- **SHORT TASK**
Arrange the data from its first line up to and including the line containing "821, 190, 832]" as a Markdown table with the columns Row and Entry, giving each line a row number and leaving out blank lines.

- **Spatial annotation entries**
— begin —

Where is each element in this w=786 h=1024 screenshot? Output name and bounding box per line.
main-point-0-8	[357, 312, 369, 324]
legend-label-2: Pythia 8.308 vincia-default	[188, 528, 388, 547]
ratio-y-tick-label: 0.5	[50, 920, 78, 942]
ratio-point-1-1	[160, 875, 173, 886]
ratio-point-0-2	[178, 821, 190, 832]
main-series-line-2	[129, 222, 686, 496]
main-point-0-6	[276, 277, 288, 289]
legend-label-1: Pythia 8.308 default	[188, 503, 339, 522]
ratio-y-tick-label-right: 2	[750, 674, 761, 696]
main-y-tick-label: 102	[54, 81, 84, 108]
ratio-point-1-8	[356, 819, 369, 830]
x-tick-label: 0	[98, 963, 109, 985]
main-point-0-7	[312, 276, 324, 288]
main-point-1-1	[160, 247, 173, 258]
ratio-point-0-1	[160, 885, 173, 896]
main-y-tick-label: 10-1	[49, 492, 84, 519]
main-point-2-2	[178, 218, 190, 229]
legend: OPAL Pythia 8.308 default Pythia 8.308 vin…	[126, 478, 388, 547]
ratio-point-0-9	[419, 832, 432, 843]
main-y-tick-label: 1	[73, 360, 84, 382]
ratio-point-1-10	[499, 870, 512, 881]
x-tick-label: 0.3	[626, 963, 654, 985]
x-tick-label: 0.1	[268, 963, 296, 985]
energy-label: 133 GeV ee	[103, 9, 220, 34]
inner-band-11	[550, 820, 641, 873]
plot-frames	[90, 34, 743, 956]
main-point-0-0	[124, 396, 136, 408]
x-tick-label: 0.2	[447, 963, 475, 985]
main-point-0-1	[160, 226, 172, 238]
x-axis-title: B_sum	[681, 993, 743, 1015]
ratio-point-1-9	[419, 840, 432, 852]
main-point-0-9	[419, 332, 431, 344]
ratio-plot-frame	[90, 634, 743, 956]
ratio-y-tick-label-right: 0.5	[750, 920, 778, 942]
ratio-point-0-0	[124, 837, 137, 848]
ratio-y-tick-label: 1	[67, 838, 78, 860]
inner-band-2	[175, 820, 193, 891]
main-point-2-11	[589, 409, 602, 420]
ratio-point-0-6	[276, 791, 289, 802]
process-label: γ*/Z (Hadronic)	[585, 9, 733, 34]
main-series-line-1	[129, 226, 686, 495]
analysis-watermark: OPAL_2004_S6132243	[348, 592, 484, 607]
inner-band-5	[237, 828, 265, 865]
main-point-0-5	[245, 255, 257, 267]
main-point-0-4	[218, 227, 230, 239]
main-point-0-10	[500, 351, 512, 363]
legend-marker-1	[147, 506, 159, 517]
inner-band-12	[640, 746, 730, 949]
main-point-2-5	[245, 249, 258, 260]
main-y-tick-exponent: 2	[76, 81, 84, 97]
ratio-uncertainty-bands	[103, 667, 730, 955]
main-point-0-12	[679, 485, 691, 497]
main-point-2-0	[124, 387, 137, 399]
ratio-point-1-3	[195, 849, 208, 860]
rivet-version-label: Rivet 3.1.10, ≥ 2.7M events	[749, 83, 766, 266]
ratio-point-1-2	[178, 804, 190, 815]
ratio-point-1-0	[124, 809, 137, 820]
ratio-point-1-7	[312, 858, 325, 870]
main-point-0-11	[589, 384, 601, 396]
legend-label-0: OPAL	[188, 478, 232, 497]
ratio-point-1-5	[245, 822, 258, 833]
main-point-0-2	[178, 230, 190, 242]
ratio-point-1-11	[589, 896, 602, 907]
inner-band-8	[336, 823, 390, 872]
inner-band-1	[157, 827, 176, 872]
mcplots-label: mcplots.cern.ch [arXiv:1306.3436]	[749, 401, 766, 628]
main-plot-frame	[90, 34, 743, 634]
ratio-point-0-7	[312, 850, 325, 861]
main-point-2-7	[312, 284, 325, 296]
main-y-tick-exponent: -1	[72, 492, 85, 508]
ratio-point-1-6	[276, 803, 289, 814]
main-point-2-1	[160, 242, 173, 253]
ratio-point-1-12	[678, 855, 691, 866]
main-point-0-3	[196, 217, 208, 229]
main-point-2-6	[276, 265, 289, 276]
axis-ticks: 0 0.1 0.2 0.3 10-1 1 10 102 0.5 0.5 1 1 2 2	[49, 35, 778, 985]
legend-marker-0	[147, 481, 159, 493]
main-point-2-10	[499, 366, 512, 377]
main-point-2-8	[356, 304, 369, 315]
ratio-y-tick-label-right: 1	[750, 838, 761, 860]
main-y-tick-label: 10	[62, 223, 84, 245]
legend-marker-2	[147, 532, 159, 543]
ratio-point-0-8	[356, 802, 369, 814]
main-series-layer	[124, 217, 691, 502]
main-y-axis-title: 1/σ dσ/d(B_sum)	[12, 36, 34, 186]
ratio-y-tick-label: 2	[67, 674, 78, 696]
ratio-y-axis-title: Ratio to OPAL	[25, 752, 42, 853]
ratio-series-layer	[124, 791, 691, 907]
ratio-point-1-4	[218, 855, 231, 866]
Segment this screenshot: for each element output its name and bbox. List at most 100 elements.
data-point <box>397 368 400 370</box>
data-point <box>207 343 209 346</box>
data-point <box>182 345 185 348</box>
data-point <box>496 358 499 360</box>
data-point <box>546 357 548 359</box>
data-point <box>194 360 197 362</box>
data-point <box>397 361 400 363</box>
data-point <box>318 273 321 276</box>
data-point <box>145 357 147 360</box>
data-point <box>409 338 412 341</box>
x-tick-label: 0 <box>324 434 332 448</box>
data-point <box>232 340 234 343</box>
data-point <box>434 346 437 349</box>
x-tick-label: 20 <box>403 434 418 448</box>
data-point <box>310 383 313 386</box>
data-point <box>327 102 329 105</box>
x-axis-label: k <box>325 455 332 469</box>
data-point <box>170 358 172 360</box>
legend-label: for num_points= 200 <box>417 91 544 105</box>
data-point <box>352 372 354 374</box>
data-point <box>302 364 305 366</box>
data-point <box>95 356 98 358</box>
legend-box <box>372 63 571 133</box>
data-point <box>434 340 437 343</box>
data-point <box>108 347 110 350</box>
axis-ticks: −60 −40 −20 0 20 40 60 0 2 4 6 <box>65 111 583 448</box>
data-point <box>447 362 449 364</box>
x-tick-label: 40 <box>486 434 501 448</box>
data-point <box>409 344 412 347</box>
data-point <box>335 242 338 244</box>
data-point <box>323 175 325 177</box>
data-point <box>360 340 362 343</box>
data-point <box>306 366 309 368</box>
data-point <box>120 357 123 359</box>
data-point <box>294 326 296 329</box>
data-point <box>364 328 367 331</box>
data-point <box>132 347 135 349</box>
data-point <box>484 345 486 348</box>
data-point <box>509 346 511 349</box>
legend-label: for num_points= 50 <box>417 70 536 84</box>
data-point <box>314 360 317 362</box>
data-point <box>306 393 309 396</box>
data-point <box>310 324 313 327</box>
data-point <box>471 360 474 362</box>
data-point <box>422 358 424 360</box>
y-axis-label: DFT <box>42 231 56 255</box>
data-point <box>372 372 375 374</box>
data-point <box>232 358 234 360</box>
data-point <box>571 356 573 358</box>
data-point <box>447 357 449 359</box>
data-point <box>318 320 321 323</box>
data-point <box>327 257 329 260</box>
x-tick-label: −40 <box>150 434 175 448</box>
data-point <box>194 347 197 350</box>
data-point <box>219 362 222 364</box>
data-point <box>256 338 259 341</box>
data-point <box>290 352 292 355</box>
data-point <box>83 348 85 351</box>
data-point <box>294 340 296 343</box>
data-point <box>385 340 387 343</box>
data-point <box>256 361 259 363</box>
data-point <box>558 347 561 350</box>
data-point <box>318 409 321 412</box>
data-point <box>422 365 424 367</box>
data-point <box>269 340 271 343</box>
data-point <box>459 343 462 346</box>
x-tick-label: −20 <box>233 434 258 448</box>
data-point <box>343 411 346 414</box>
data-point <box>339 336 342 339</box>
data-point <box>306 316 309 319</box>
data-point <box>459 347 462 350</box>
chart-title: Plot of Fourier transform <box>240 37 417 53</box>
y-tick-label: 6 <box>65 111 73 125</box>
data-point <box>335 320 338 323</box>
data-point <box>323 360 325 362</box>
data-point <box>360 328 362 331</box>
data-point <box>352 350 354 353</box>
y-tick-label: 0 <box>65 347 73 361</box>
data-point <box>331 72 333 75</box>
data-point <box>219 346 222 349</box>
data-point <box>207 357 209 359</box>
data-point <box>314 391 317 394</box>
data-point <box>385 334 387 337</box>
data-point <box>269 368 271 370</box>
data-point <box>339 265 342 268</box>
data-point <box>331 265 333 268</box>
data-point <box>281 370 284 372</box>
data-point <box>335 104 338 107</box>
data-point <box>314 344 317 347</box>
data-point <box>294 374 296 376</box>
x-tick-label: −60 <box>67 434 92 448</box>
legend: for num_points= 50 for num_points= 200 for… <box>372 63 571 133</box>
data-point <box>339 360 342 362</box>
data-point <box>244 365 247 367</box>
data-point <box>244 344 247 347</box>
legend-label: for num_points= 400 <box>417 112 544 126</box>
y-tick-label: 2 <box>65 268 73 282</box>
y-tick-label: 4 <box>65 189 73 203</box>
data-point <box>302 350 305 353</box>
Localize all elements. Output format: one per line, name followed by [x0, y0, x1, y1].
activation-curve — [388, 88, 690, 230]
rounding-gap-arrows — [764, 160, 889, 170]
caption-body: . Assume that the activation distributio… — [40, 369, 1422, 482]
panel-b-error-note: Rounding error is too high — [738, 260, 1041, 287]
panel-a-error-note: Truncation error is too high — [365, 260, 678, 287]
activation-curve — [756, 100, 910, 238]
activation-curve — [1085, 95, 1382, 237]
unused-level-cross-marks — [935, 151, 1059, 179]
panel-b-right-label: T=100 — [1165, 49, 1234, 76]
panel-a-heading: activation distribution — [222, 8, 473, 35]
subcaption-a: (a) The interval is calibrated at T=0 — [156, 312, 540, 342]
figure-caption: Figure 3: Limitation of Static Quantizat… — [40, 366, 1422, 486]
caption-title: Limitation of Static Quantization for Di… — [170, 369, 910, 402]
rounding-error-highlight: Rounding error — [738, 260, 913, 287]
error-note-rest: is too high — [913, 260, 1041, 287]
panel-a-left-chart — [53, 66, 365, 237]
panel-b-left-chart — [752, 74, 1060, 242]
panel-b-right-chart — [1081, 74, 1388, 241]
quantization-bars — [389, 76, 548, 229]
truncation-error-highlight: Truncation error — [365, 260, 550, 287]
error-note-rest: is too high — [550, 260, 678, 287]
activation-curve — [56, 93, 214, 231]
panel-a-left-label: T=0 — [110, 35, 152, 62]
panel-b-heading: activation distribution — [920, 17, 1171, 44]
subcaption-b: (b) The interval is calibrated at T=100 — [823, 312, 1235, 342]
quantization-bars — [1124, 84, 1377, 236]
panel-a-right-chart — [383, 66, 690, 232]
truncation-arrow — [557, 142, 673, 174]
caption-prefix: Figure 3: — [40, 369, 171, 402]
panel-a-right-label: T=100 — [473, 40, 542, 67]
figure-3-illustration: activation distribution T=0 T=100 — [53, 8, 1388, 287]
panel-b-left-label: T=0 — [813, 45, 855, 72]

— end —

- **SOLVED PROBLEM**
| Row | Entry |
|---|---|
| 1 | Where is each element in this w=786 h=1024 screenshot? Output name and bounding box per line. |
| 2 | main-point-0-8	[357, 312, 369, 324] |
| 3 | legend-label-2: Pythia 8.308 vincia-default	[188, 528, 388, 547] |
| 4 | ratio-y-tick-label: 0.5	[50, 920, 78, 942] |
| 5 | ratio-point-1-1	[160, 875, 173, 886] |
| 6 | ratio-point-0-2	[178, 821, 190, 832] |